• [Exercise directions]:
Which lines include the word "price"? Copy each of them.

§ §

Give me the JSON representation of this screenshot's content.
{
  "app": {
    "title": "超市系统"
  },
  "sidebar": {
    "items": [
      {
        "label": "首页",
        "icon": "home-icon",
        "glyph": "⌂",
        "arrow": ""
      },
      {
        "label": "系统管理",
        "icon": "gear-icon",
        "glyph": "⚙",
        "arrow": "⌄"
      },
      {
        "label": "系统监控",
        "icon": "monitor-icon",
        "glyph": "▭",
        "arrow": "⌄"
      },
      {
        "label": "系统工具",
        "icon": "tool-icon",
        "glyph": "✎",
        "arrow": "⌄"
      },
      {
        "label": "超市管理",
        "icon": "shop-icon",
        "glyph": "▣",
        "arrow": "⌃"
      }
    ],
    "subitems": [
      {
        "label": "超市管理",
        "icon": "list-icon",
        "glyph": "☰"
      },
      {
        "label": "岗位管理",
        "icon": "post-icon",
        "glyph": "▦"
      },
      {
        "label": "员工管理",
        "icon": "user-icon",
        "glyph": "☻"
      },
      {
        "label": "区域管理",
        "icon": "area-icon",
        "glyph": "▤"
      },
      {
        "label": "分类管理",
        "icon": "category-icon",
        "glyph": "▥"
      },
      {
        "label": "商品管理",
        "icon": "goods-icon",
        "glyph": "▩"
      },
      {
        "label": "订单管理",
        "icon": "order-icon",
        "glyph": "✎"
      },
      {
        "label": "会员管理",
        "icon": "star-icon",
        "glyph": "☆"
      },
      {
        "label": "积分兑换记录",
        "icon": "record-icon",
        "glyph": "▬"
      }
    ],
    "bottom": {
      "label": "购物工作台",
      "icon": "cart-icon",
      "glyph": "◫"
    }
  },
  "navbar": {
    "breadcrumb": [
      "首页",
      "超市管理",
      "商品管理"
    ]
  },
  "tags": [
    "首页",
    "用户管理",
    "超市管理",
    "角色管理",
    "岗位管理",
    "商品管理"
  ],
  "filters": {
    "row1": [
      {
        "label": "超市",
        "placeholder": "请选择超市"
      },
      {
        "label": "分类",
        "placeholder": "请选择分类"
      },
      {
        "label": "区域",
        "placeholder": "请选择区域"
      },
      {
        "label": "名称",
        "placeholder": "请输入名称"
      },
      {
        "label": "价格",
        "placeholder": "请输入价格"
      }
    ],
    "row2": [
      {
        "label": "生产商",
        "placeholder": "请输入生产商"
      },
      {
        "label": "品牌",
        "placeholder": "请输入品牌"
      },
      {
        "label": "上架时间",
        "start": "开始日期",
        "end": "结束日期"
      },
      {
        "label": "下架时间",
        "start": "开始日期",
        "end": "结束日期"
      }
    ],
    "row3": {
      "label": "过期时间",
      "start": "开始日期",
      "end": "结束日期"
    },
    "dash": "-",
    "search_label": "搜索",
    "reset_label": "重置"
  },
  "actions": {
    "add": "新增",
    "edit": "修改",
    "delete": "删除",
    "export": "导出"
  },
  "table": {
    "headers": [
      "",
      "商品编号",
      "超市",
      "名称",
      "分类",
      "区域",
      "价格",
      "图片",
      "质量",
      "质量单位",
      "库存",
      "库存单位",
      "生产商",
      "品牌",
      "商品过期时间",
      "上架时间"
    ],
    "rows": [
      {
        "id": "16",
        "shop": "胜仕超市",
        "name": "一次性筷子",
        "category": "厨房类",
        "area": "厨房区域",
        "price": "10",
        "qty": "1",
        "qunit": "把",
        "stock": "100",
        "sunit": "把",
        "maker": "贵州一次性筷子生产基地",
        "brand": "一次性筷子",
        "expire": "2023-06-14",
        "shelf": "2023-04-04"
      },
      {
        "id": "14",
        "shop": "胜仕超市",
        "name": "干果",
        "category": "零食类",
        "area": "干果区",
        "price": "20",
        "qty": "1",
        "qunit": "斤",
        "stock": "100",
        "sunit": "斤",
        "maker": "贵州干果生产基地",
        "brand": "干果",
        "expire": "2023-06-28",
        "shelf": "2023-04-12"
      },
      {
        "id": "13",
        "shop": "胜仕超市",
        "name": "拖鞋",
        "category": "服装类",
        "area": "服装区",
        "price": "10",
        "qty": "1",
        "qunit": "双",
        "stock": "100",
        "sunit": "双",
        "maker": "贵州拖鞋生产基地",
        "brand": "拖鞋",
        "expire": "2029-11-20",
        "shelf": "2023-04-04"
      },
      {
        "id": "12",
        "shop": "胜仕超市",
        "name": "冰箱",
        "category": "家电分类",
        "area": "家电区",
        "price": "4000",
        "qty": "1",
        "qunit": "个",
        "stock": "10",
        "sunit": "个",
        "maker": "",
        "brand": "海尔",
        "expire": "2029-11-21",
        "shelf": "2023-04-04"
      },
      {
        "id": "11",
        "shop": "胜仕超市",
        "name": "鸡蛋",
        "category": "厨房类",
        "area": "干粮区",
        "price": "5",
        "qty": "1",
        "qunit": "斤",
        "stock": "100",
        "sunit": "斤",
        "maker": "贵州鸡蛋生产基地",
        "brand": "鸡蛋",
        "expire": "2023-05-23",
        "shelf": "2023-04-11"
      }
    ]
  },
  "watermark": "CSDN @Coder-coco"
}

§ §

• [Right answer]:
        "price": "10",
        "price": "20",
        "price": "10",
        "price": "4000",
        "price": "5",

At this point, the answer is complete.